╔══
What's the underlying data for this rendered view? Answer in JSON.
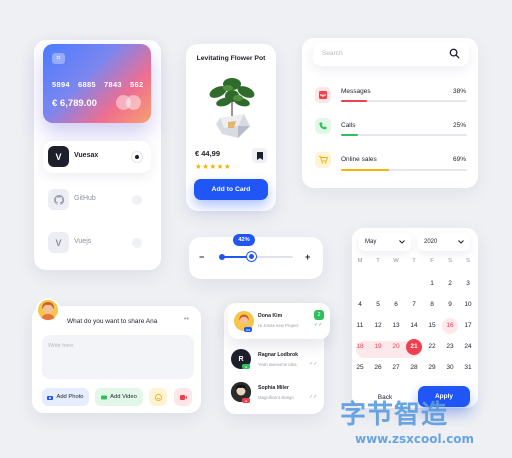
{
  "card": {
    "numbers": [
      "5894",
      "6885",
      "7843",
      "562"
    ],
    "balance": "€ 6,789.00",
    "accounts": [
      {
        "label": "Vuesax",
        "logo": "V",
        "selected": true
      },
      {
        "label": "GitHub",
        "logo": "github-icon",
        "selected": false
      },
      {
        "label": "Vuejs",
        "logo": "V",
        "selected": false
      }
    ]
  },
  "product": {
    "title": "Levitating Flower Pot",
    "price": "€ 44,99",
    "stars": "★★★★★",
    "rating": 4.5,
    "button": "Add to Card"
  },
  "search": {
    "placeholder": "Search"
  },
  "stats": [
    {
      "label": "Messages",
      "value": "38%",
      "percent": 38,
      "color": "#f0404f",
      "icon": "inbox-icon",
      "bg": "#fde6e8"
    },
    {
      "label": "Calls",
      "value": "25%",
      "percent": 25,
      "color": "#2fbf5c",
      "icon": "phone-icon",
      "bg": "#e3f7e9"
    },
    {
      "label": "Online sales",
      "value": "69%",
      "percent": 69,
      "color": "#f5b400",
      "icon": "cart-icon",
      "bg": "#fff3d6"
    }
  ],
  "slider": {
    "value_label": "42%",
    "value": 42,
    "minus": "−",
    "plus": "+"
  },
  "share": {
    "prompt": "What do you want to share Ana",
    "more": "••",
    "placeholder": "Write here",
    "actions": [
      {
        "label": "Add Photo",
        "icon": "camera-icon",
        "color": "#2056f5",
        "bg": "#e6edff"
      },
      {
        "label": "Add Video",
        "icon": "video-icon",
        "color": "#2fbf5c",
        "bg": "#e3f7e9"
      },
      {
        "label": "",
        "icon": "smile-icon",
        "color": "#f5b400",
        "bg": "#fff3d6"
      },
      {
        "label": "",
        "icon": "record-icon",
        "color": "#f0404f",
        "bg": "#fde6e8"
      }
    ]
  },
  "chats": [
    {
      "name": "Dona Kim",
      "message": "Hi Jonas new Project",
      "badge": "2",
      "initial": ""
    },
    {
      "name": "Ragnar Lodbrok",
      "message": "Yeah awesome idea",
      "badge": "",
      "initial": "R"
    },
    {
      "name": "Sophia Miler",
      "message": "Magnificent design",
      "badge": "",
      "initial": ""
    }
  ],
  "calendar": {
    "month": "May",
    "year": "2020",
    "weekdays": [
      "M",
      "T",
      "W",
      "T",
      "F",
      "S",
      "S"
    ],
    "weeks": [
      [
        "",
        "",
        "",
        "",
        "1",
        "2",
        "3"
      ],
      [
        "4",
        "5",
        "6",
        "7",
        "8",
        "9",
        "10"
      ],
      [
        "11",
        "12",
        "13",
        "14",
        "15",
        "16",
        "17"
      ],
      [
        "18",
        "19",
        "20",
        "21",
        "22",
        "23",
        "24"
      ],
      [
        "25",
        "26",
        "27",
        "28",
        "29",
        "30",
        "31"
      ]
    ],
    "selected_day": "21",
    "range_days": [
      "18",
      "19",
      "20",
      "21"
    ],
    "weekend_red": [
      "16"
    ],
    "back": "Back",
    "apply": "Apply"
  },
  "watermark": {
    "text": "字节智造",
    "url": "www.zsxcool.com"
  }
}
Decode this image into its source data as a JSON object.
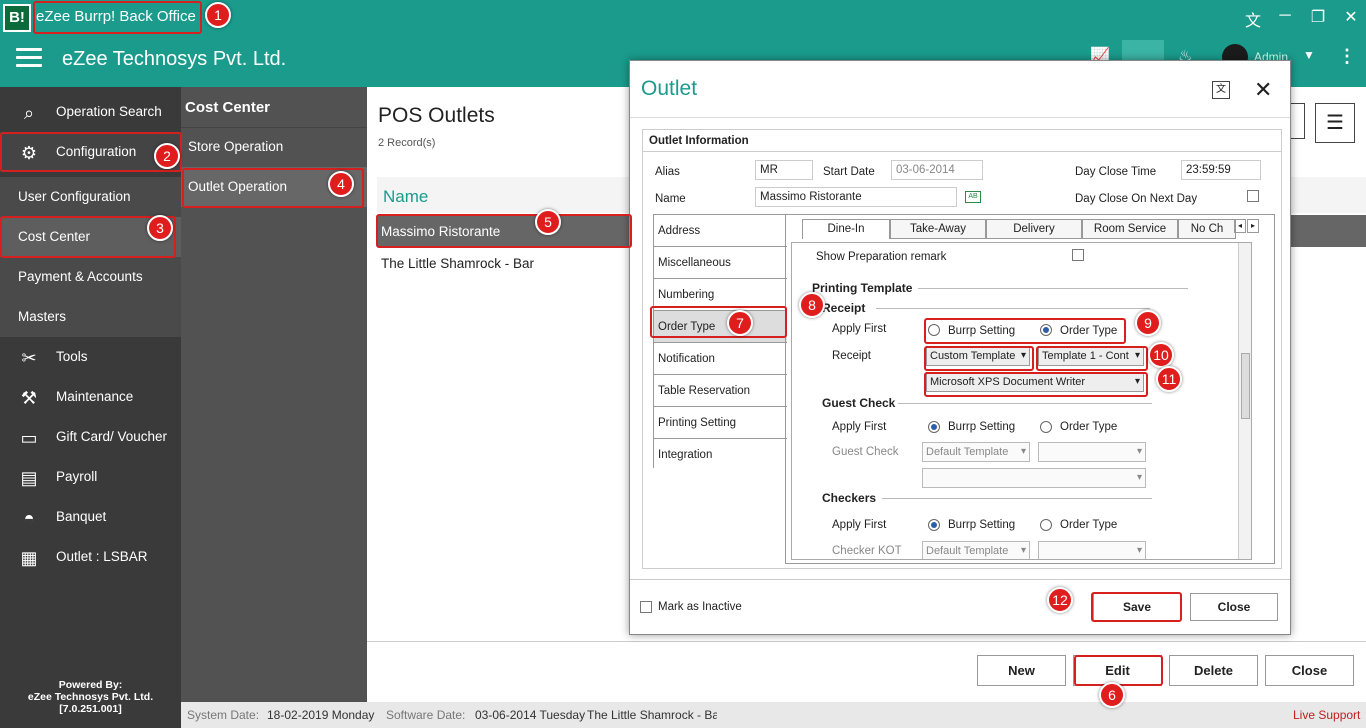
{
  "window": {
    "title": "eZee Burrp! Back Office",
    "logo_text": "B!"
  },
  "appbar": {
    "company": "eZee Technosys Pvt. Ltd.",
    "user": "Admin"
  },
  "sidebar": {
    "items": [
      {
        "label": "Operation Search"
      },
      {
        "label": "Configuration"
      },
      {
        "label": "User Configuration"
      },
      {
        "label": "Cost Center"
      },
      {
        "label": "Payment & Accounts"
      },
      {
        "label": "Masters"
      },
      {
        "label": "Tools"
      },
      {
        "label": "Maintenance"
      },
      {
        "label": "Gift Card/ Voucher"
      },
      {
        "label": "Payroll"
      },
      {
        "label": "Banquet"
      },
      {
        "label": "Outlet : LSBAR"
      }
    ],
    "powered_by": "Powered By:",
    "powered_company": "eZee Technosys Pvt. Ltd.",
    "version": "[7.0.251.001]"
  },
  "cost_center": {
    "title": "Cost Center",
    "items": [
      {
        "label": "Store Operation"
      },
      {
        "label": "Outlet Operation"
      }
    ]
  },
  "main": {
    "title": "POS Outlets",
    "records": "2 Record(s)",
    "column": "Name",
    "rows": [
      "Massimo Ristorante",
      "The Little Shamrock - Bar"
    ],
    "buttons": {
      "new": "New",
      "edit": "Edit",
      "delete": "Delete",
      "close": "Close"
    }
  },
  "status": {
    "system_date_label": "System Date:",
    "system_date": "18-02-2019 Monday",
    "software_date_label": "Software Date:",
    "software_date": "03-06-2014 Tuesday",
    "outlet": "The Little Shamrock - Bar",
    "live_support": "Live Support"
  },
  "dialog": {
    "title": "Outlet",
    "section": "Outlet Information",
    "alias_label": "Alias",
    "alias": "MR",
    "start_date_label": "Start Date",
    "start_date": "03-06-2014",
    "day_close_time_label": "Day Close Time",
    "day_close_time": "23:59:59",
    "name_label": "Name",
    "name": "Massimo Ristorante",
    "day_close_next_label": "Day Close On Next Day",
    "left_tabs": [
      "Address",
      "Miscellaneous",
      "Numbering",
      "Order Type",
      "Notification",
      "Table Reservation",
      "Printing Setting",
      "Integration"
    ],
    "top_tabs": [
      "Dine-In",
      "Take-Away",
      "Delivery",
      "Room Service",
      "No Ch"
    ],
    "show_prep": "Show Preparation remark",
    "printing_template": "Printing Template",
    "receipt_section": "Receipt",
    "apply_first": "Apply First",
    "burrp_setting": "Burrp Setting",
    "order_type": "Order Type",
    "receipt_label": "Receipt",
    "receipt_template": "Custom Template",
    "receipt_template2": "Template 1 - Cont",
    "receipt_printer": "Microsoft XPS Document Writer",
    "guest_check_section": "Guest Check",
    "guest_check_label": "Guest Check",
    "default_template": "Default Template",
    "checkers_section": "Checkers",
    "checker_kot": "Checker KOT",
    "mark_inactive": "Mark as Inactive",
    "save": "Save",
    "close": "Close"
  },
  "annotations": [
    "1",
    "2",
    "3",
    "4",
    "5",
    "6",
    "7",
    "8",
    "9",
    "10",
    "11",
    "12"
  ],
  "colors": {
    "brand": "#1a9b8c",
    "sidebar": "#3a3a3a",
    "annotation": "#e01d1d"
  }
}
╚══
The problem: Above are some records. Report the number of their lines that include "title", and add nothing else.

Solution: 5